▶ **GIVEN PROBLEM**
Provide an exact reproduction of every entry.

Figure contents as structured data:
——

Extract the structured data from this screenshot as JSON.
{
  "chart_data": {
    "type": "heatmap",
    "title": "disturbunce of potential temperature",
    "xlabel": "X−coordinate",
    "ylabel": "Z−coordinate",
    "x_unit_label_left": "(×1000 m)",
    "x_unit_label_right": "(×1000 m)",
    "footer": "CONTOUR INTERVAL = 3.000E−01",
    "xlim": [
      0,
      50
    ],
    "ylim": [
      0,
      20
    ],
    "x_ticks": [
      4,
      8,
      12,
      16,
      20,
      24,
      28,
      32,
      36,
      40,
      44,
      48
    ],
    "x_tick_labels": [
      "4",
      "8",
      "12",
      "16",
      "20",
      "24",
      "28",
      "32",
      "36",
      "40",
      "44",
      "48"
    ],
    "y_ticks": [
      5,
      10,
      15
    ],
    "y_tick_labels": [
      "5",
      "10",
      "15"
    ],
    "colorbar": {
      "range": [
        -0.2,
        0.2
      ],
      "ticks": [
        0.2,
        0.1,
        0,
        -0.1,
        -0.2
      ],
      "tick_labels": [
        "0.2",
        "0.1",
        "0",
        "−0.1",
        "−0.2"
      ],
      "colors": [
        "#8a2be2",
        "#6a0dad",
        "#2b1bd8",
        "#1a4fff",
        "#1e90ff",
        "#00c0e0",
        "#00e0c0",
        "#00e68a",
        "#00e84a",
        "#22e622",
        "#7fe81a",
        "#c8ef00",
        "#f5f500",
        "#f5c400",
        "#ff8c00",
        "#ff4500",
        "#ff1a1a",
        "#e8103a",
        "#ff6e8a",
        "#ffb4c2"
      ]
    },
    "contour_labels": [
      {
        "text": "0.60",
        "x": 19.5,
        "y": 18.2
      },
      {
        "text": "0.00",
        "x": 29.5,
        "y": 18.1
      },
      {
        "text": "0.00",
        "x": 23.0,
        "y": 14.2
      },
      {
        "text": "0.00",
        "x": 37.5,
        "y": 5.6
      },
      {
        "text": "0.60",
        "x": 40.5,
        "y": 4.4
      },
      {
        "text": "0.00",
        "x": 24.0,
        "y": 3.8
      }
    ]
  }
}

——

▶ **FINAL ANSWER**
Extract the structured data from this screenshot as JSON.
{
  "chart_data": {
    "type": "heatmap",
    "title": "disturbunce of potential temperature",
    "xlabel": "X−coordinate",
    "ylabel": "Z−coordinate",
    "x_unit_label_left": "(×1000 m)",
    "x_unit_label_right": "(×1000 m)",
    "footer": "CONTOUR INTERVAL = 3.000E−01",
    "xlim": [
      0,
      50
    ],
    "ylim": [
      0,
      20
    ],
    "x_ticks": [
      4,
      8,
      12,
      16,
      20,
      24,
      28,
      32,
      36,
      40,
      44,
      48
    ],
    "x_tick_labels": [
      "4",
      "8",
      "12",
      "16",
      "20",
      "24",
      "28",
      "32",
      "36",
      "40",
      "44",
      "48"
    ],
    "y_ticks": [
      5,
      10,
      15
    ],
    "y_tick_labels": [
      "5",
      "10",
      "15"
    ],
    "colorbar": {
      "range": [
        -0.2,
        0.2
      ],
      "ticks": [
        0.2,
        0.1,
        0,
        -0.1,
        -0.2
      ],
      "tick_labels": [
        "0.2",
        "0.1",
        "0",
        "−0.1",
        "−0.2"
      ],
      "colors": [
        "#8a2be2",
        "#6a0dad",
        "#2b1bd8",
        "#1a4fff",
        "#1e90ff",
        "#00c0e0",
        "#00e0c0",
        "#00e68a",
        "#00e84a",
        "#22e622",
        "#7fe81a",
        "#c8ef00",
        "#f5f500",
        "#f5c400",
        "#ff8c00",
        "#ff4500",
        "#ff1a1a",
        "#e8103a",
        "#ff6e8a",
        "#ffb4c2"
      ]
    },
    "contour_labels": [
      {
        "text": "0.60",
        "x": 19.5,
        "y": 18.2
      },
      {
        "text": "0.00",
        "x": 29.5,
        "y": 18.1
      },
      {
        "text": "0.00",
        "x": 23.0,
        "y": 14.2
      },
      {
        "text": "0.00",
        "x": 37.5,
        "y": 5.6
      },
      {
        "text": "0.60",
        "x": 40.5,
        "y": 4.4
      },
      {
        "text": "0.00",
        "x": 24.0,
        "y": 3.8
      }
    ]
  }
}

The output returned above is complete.